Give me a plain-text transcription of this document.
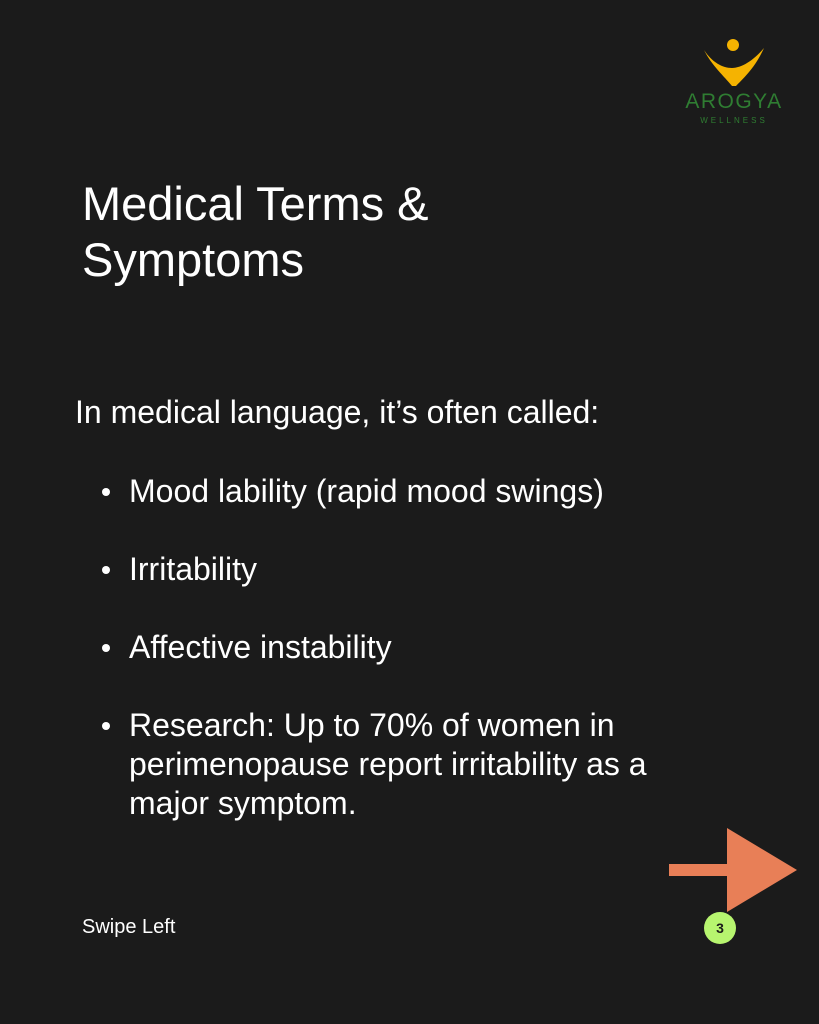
AROGYA
WELLNESS
Medical Terms &
Symptoms

In medical language, it’s often called:

Mood lability (rapid mood swings)
Irritability
Affective instability
Research: Up to 70% of women in perimenopause report irritability as a major symptom.
Swipe Left	3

> _GIVEN TASK_
All of the entries above should be copied exactly, except for the pictures.

> _ANSWER IN FULL_
Give me a plain-text transcription of this document.
AROGYA
WELLNESS
Medical Terms &
Symptoms

In medical language, it’s often called:

Mood lability (rapid mood swings)
Irritability
Affective instability
Research: Up to 70% of women in perimenopause report irritability as a major symptom.
Swipe Left	3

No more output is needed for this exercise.